┌─ RECORD EXTRACTS

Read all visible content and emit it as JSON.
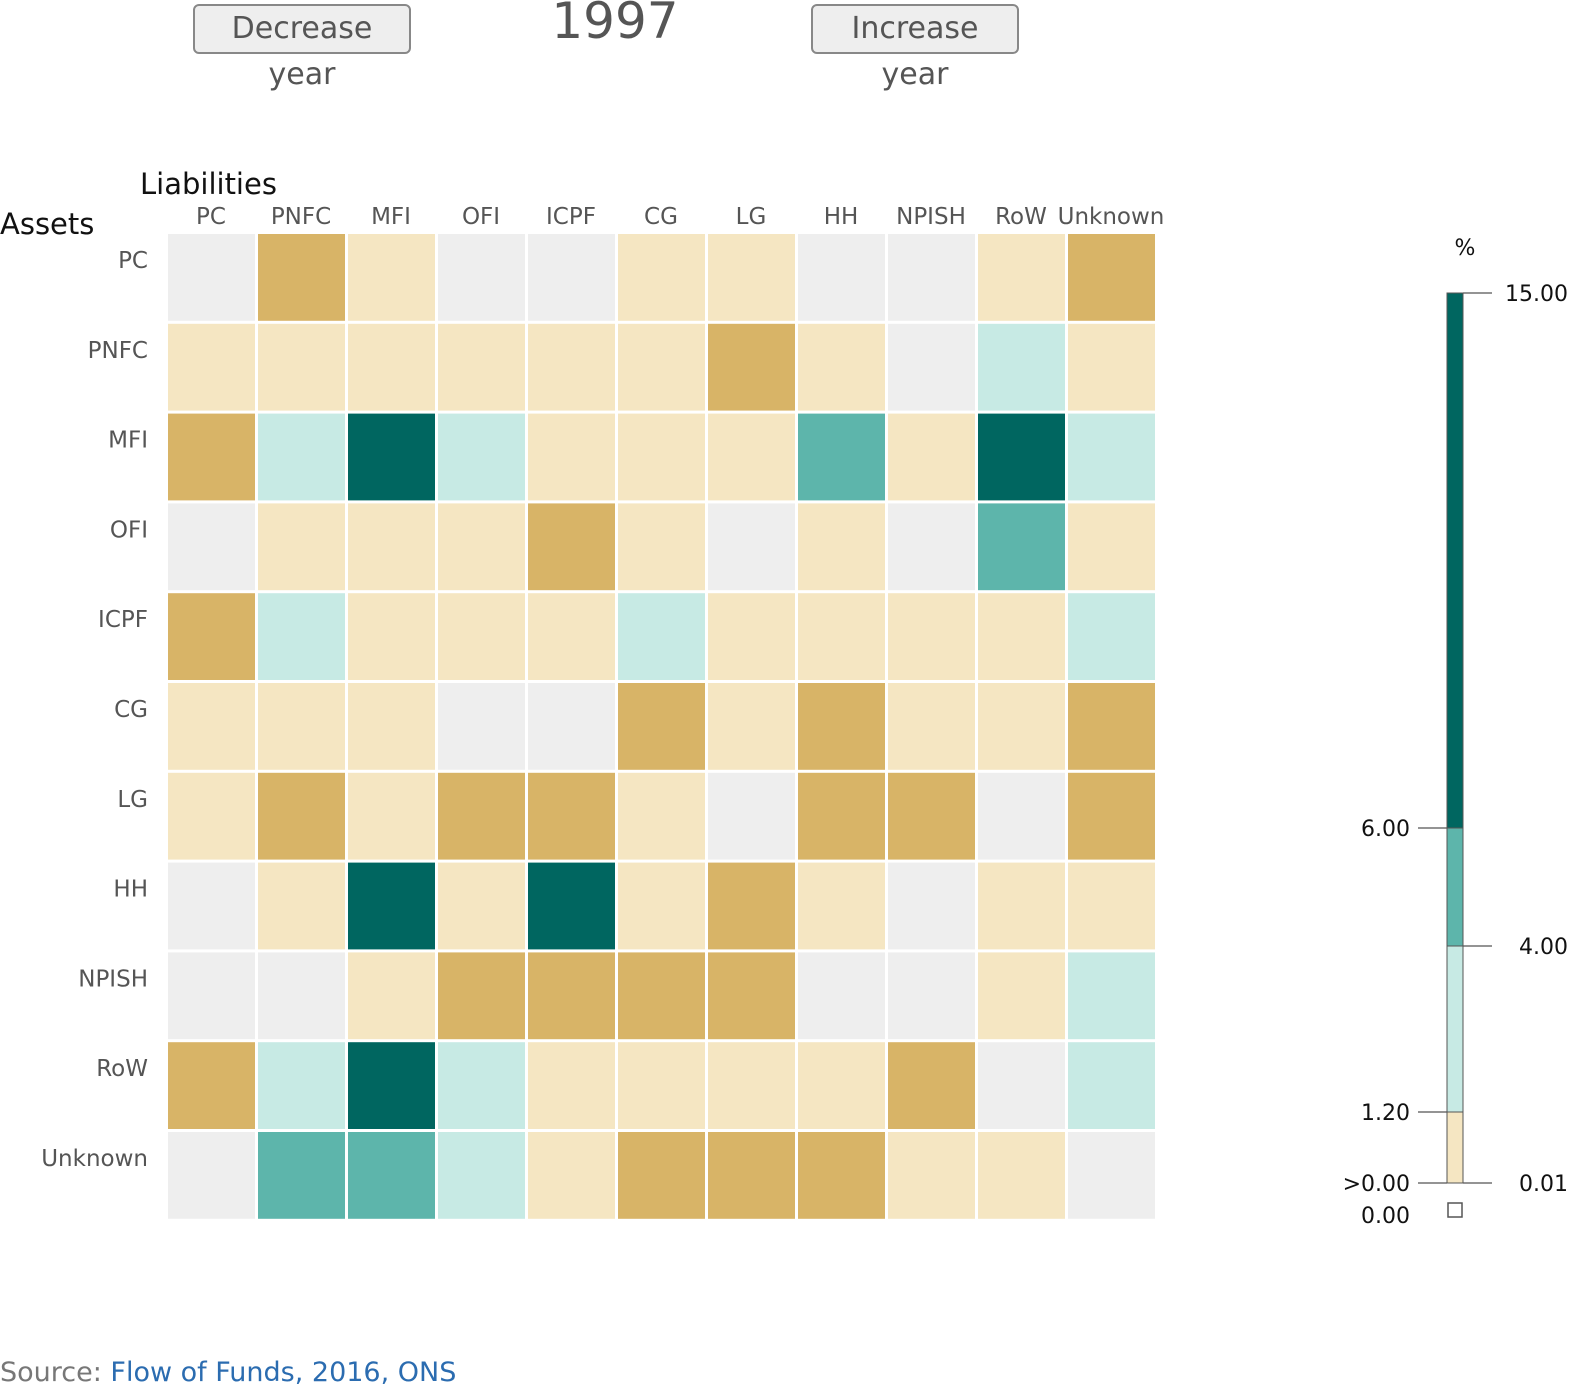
{
  "controls": {
    "decrease_label": "Decrease year",
    "increase_label": "Increase year",
    "year": "1997"
  },
  "chart_data": {
    "type": "heatmap",
    "x_title": "Liabilities",
    "y_title": "Assets",
    "x_categories": [
      "PC",
      "PNFC",
      "MFI",
      "OFI",
      "ICPF",
      "CG",
      "LG",
      "HH",
      "NPISH",
      "RoW",
      "Unknown"
    ],
    "y_categories": [
      "PC",
      "PNFC",
      "MFI",
      "OFI",
      "ICPF",
      "CG",
      "LG",
      "HH",
      "NPISH",
      "RoW",
      "Unknown"
    ],
    "value_bands": [
      "0.00",
      ">0.00 to 0.01",
      "0.01 to 1.20",
      "1.20 to 4.00",
      "4.00 to 6.00",
      "6.00 to 15.00"
    ],
    "band_colors": [
      "#eeeeee",
      "#d8b467",
      "#f5e6c2",
      "#c7eae4",
      "#5db5ab",
      "#006660"
    ],
    "matrix_bands": [
      [
        0,
        1,
        2,
        0,
        0,
        2,
        2,
        0,
        0,
        2,
        1
      ],
      [
        2,
        2,
        2,
        2,
        2,
        2,
        1,
        2,
        0,
        3,
        2
      ],
      [
        1,
        3,
        5,
        3,
        2,
        2,
        2,
        4,
        2,
        5,
        3
      ],
      [
        0,
        2,
        2,
        2,
        1,
        2,
        0,
        2,
        0,
        4,
        2
      ],
      [
        1,
        3,
        2,
        2,
        2,
        3,
        2,
        2,
        2,
        2,
        3
      ],
      [
        2,
        2,
        2,
        0,
        0,
        1,
        2,
        1,
        2,
        2,
        1
      ],
      [
        2,
        1,
        2,
        1,
        1,
        2,
        0,
        1,
        1,
        0,
        1
      ],
      [
        0,
        2,
        5,
        2,
        5,
        2,
        1,
        2,
        0,
        2,
        2
      ],
      [
        0,
        0,
        2,
        1,
        1,
        1,
        1,
        0,
        0,
        2,
        3
      ],
      [
        1,
        3,
        5,
        3,
        2,
        2,
        2,
        2,
        1,
        0,
        3
      ],
      [
        0,
        4,
        4,
        3,
        2,
        1,
        1,
        1,
        2,
        2,
        0
      ]
    ],
    "legend": {
      "unit": "%",
      "tick_labels_left": [
        "6.00",
        "1.20",
        ">0.00",
        "0.00"
      ],
      "tick_labels_right": [
        "15.00",
        "4.00",
        "0.01"
      ]
    }
  },
  "source": {
    "prefix": "Source: ",
    "link_text": "Flow of Funds, 2016, ONS"
  }
}
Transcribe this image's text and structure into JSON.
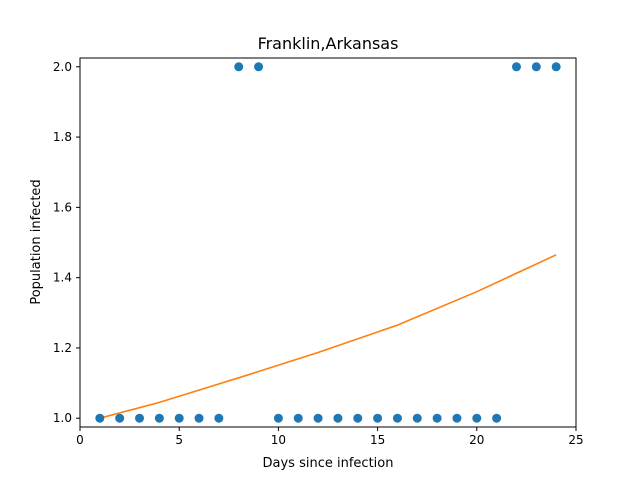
{
  "chart_data": {
    "type": "scatter",
    "title": "Franklin,Arkansas",
    "xlabel": "Days since infection",
    "ylabel": "Population infected",
    "xlim": [
      0,
      25
    ],
    "ylim": [
      0.975,
      2.025
    ],
    "xticks": [
      0,
      5,
      10,
      15,
      20,
      25
    ],
    "yticks": [
      1.0,
      1.2,
      1.4,
      1.6,
      1.8,
      2.0
    ],
    "xtick_labels": [
      "0",
      "5",
      "10",
      "15",
      "20",
      "25"
    ],
    "ytick_labels": [
      "1.0",
      "1.2",
      "1.4",
      "1.6",
      "1.8",
      "2.0"
    ],
    "grid": false,
    "series": [
      {
        "kind": "scatter",
        "color": "#1f77b4",
        "x": [
          1,
          2,
          3,
          4,
          5,
          6,
          7,
          8,
          9,
          10,
          11,
          12,
          13,
          14,
          15,
          16,
          17,
          18,
          19,
          20,
          21,
          22,
          23,
          24
        ],
        "y": [
          1,
          1,
          1,
          1,
          1,
          1,
          1,
          2,
          2,
          1,
          1,
          1,
          1,
          1,
          1,
          1,
          1,
          1,
          1,
          1,
          1,
          2,
          2,
          2
        ]
      },
      {
        "kind": "line",
        "color": "#ff7f0e",
        "x": [
          1,
          4,
          8,
          12,
          16,
          20,
          24
        ],
        "y": [
          1.0,
          1.045,
          1.115,
          1.187,
          1.265,
          1.36,
          1.465
        ]
      }
    ]
  }
}
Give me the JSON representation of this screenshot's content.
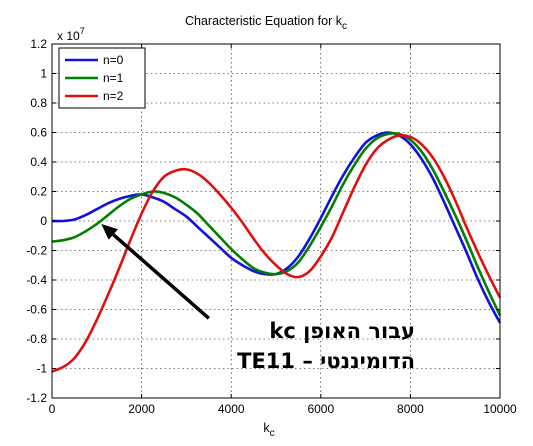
{
  "chart_data": {
    "type": "line",
    "title": "Characteristic Equation for k",
    "title_subscript": "c",
    "xlabel": "k",
    "xlabel_subscript": "c",
    "ylabel": "",
    "y_multiplier_base": "x 10",
    "y_multiplier_exp": "7",
    "xlim": [
      0,
      10000
    ],
    "ylim": [
      -1.2,
      1.2
    ],
    "x_ticks": [
      0,
      2000,
      4000,
      6000,
      8000,
      10000
    ],
    "x_tick_labels": [
      "0",
      "2000",
      "4000",
      "6000",
      "8000",
      "10000"
    ],
    "y_ticks": [
      -1.2,
      -1,
      -0.8,
      -0.6,
      -0.4,
      -0.2,
      0,
      0.2,
      0.4,
      0.6,
      0.8,
      1,
      1.2
    ],
    "y_tick_labels": [
      "-1.2",
      "-1",
      "-0.8",
      "-0.6",
      "-0.4",
      "-0.2",
      "0",
      "0.2",
      "0.4",
      "0.6",
      "0.8",
      "1",
      "1.2"
    ],
    "grid": true,
    "legend_position": "top-left",
    "series": [
      {
        "name": "n=0",
        "color": "#1010e0",
        "x": [
          0,
          250,
          500,
          750,
          1000,
          1250,
          1500,
          1750,
          2000,
          2250,
          2500,
          2750,
          3000,
          3250,
          3500,
          3750,
          4000,
          4250,
          4500,
          4750,
          5000,
          5250,
          5500,
          5750,
          6000,
          6250,
          6500,
          6750,
          7000,
          7250,
          7500,
          7750,
          8000,
          8250,
          8500,
          8750,
          9000,
          9250,
          9500,
          9750,
          10000
        ],
        "y": [
          0.0,
          0.0,
          0.01,
          0.04,
          0.08,
          0.12,
          0.15,
          0.17,
          0.18,
          0.16,
          0.13,
          0.08,
          0.03,
          -0.04,
          -0.11,
          -0.18,
          -0.25,
          -0.3,
          -0.34,
          -0.36,
          -0.36,
          -0.32,
          -0.24,
          -0.12,
          0.02,
          0.17,
          0.31,
          0.43,
          0.53,
          0.58,
          0.6,
          0.58,
          0.52,
          0.42,
          0.29,
          0.13,
          -0.04,
          -0.21,
          -0.39,
          -0.55,
          -0.69
        ]
      },
      {
        "name": "n=1",
        "color": "#007f00",
        "x": [
          0,
          250,
          500,
          750,
          1000,
          1250,
          1500,
          1750,
          2000,
          2250,
          2500,
          2750,
          3000,
          3250,
          3500,
          3750,
          4000,
          4250,
          4500,
          4750,
          5000,
          5250,
          5500,
          5750,
          6000,
          6250,
          6500,
          6750,
          7000,
          7250,
          7500,
          7750,
          8000,
          8250,
          8500,
          8750,
          9000,
          9250,
          9500,
          9750,
          10000
        ],
        "y": [
          -0.14,
          -0.13,
          -0.11,
          -0.07,
          -0.02,
          0.04,
          0.1,
          0.15,
          0.18,
          0.2,
          0.19,
          0.16,
          0.11,
          0.05,
          -0.03,
          -0.11,
          -0.19,
          -0.26,
          -0.32,
          -0.35,
          -0.36,
          -0.34,
          -0.28,
          -0.17,
          -0.04,
          0.1,
          0.25,
          0.38,
          0.49,
          0.56,
          0.59,
          0.59,
          0.55,
          0.47,
          0.35,
          0.2,
          0.04,
          -0.13,
          -0.31,
          -0.48,
          -0.64
        ]
      },
      {
        "name": "n=2",
        "color": "#e01010",
        "x": [
          0,
          250,
          500,
          750,
          1000,
          1250,
          1500,
          1750,
          2000,
          2250,
          2500,
          2750,
          3000,
          3250,
          3500,
          3750,
          4000,
          4250,
          4500,
          4750,
          5000,
          5250,
          5500,
          5750,
          6000,
          6250,
          6500,
          6750,
          7000,
          7250,
          7500,
          7750,
          8000,
          8250,
          8500,
          8750,
          9000,
          9250,
          9500,
          9750,
          10000
        ],
        "y": [
          -1.02,
          -0.99,
          -0.93,
          -0.82,
          -0.67,
          -0.5,
          -0.32,
          -0.13,
          0.05,
          0.2,
          0.3,
          0.34,
          0.35,
          0.32,
          0.26,
          0.18,
          0.09,
          -0.01,
          -0.12,
          -0.22,
          -0.3,
          -0.36,
          -0.38,
          -0.34,
          -0.24,
          -0.11,
          0.06,
          0.23,
          0.38,
          0.49,
          0.55,
          0.58,
          0.57,
          0.52,
          0.43,
          0.3,
          0.14,
          -0.04,
          -0.21,
          -0.37,
          -0.52
        ]
      }
    ],
    "annotation": {
      "line1": "kc עבור האופן",
      "line2": "TE11 – הדומיננטי",
      "arrow_target": {
        "x": 1100,
        "y": -0.02
      },
      "arrow_tail": {
        "x": 3500,
        "y": -0.66
      }
    }
  }
}
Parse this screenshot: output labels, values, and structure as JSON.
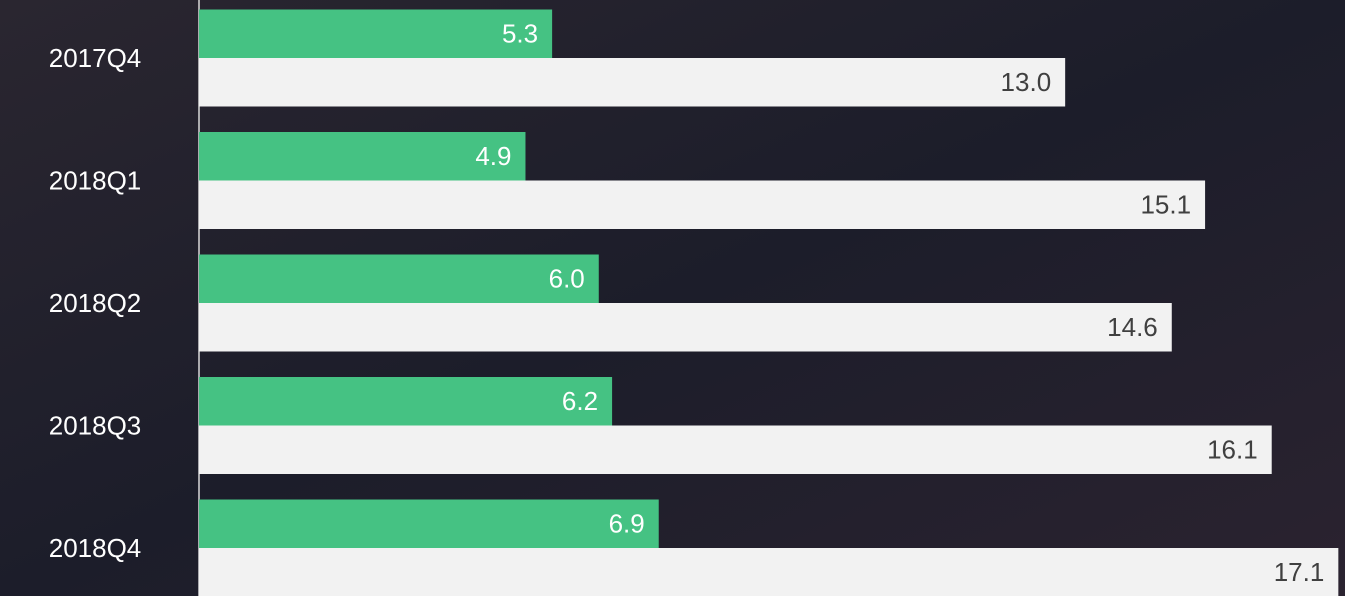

└─

[TASK OBJECTIVE]: Check each line of the records above for the string "this", and report every line that has it.

[RESPONSE]:
Transcribe this image's text and structure into JSON.
Give me the JSON representation of this screenshot's content.
Parse this screenshot: output labels, values, and structure as JSON.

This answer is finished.